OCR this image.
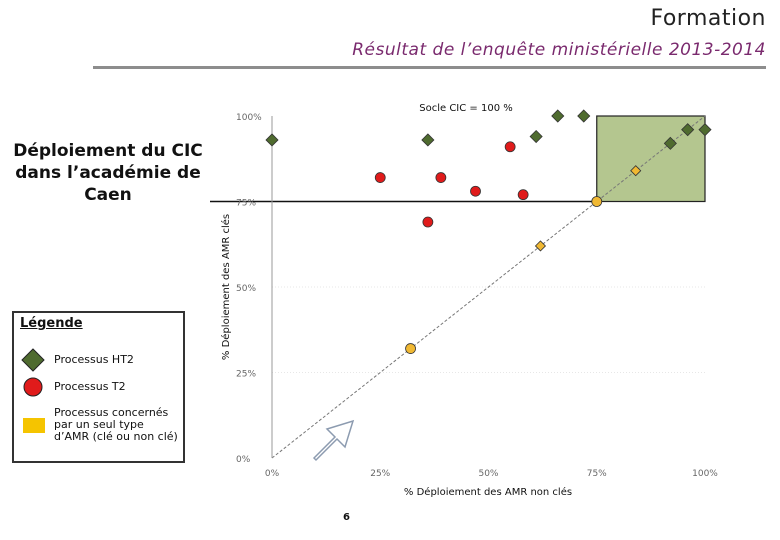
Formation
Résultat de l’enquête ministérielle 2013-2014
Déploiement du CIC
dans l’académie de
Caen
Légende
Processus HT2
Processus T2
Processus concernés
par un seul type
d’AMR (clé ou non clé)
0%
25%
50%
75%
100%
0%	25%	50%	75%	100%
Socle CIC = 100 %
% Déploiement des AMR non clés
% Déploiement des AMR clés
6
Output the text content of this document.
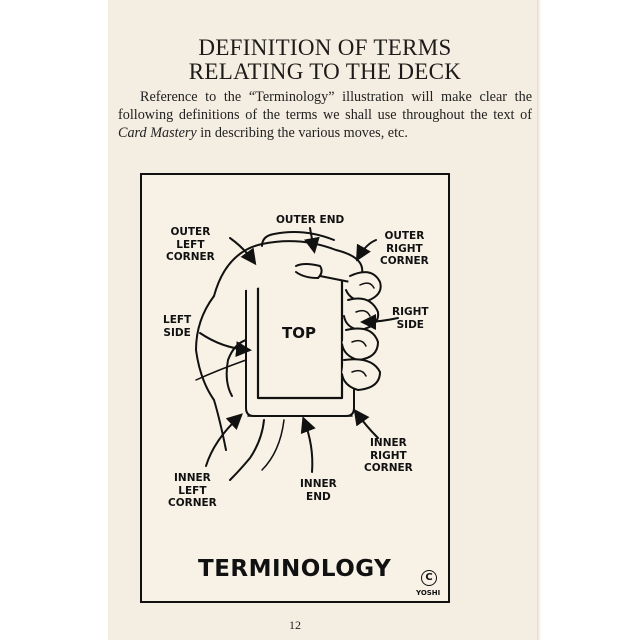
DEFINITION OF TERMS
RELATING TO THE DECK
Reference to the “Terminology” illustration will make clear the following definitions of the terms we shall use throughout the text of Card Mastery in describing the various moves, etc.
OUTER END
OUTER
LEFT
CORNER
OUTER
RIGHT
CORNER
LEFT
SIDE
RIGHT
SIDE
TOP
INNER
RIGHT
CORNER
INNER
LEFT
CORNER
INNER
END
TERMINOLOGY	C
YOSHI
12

--

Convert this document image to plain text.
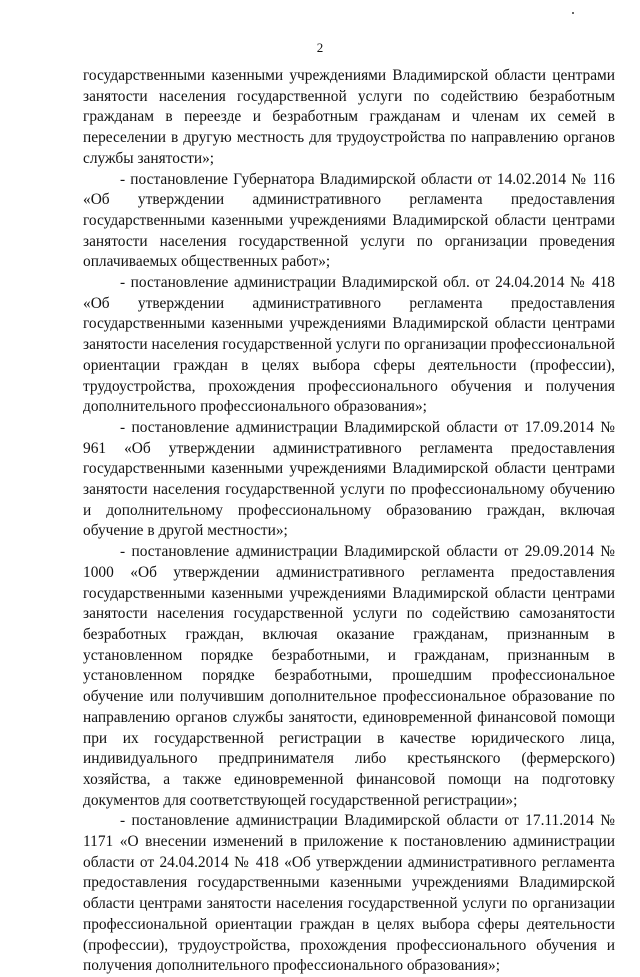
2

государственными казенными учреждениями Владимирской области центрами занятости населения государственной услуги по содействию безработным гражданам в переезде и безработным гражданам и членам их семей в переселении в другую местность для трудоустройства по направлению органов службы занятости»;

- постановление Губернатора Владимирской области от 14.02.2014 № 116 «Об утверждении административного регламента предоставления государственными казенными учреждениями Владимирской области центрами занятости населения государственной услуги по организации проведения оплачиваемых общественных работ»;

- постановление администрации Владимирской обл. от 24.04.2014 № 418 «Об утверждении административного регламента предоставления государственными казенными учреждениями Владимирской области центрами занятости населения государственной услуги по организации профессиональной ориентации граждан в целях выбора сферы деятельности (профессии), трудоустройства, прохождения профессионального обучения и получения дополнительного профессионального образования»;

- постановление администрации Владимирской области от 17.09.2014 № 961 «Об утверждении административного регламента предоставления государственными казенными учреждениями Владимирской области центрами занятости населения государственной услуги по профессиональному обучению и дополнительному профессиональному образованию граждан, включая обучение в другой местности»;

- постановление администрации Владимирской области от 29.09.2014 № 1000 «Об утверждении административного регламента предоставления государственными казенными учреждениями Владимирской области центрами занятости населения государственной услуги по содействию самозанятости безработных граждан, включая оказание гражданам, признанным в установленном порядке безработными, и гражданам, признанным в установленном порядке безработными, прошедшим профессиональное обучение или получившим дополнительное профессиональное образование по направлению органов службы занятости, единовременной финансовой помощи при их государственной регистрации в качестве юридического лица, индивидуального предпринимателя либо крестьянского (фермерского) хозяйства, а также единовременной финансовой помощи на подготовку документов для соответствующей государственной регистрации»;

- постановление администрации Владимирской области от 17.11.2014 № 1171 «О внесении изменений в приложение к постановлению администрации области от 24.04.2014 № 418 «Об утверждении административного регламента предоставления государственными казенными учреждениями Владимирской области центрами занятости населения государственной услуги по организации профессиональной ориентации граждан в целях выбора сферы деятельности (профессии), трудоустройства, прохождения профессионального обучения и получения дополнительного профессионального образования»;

TASK — Using the records above, copy every line that has the word "обучения" in it.

FULL OUTPUT —
- постановление администрации Владимирской обл. от 24.04.2014 № 418 «Об утверждении административного регламента предоставления государственными казенными учреждениями Владимирской области центрами занятости населения государственной услуги по организации профессиональной ориентации граждан в целях выбора сферы деятельности (профессии), трудоустройства, прохождения профессионального обучения и получения дополнительного профессионального образования»;
- постановление администрации Владимирской области от 17.11.2014 № 1171 «О внесении изменений в приложение к постановлению администрации области от 24.04.2014 № 418 «Об утверждении административного регламента предоставления государственными казенными учреждениями Владимирской области центрами занятости населения государственной услуги по организации профессиональной ориентации граждан в целях выбора сферы деятельности (профессии), трудоустройства, прохождения профессионального обучения и получения дополнительного профессионального образования»;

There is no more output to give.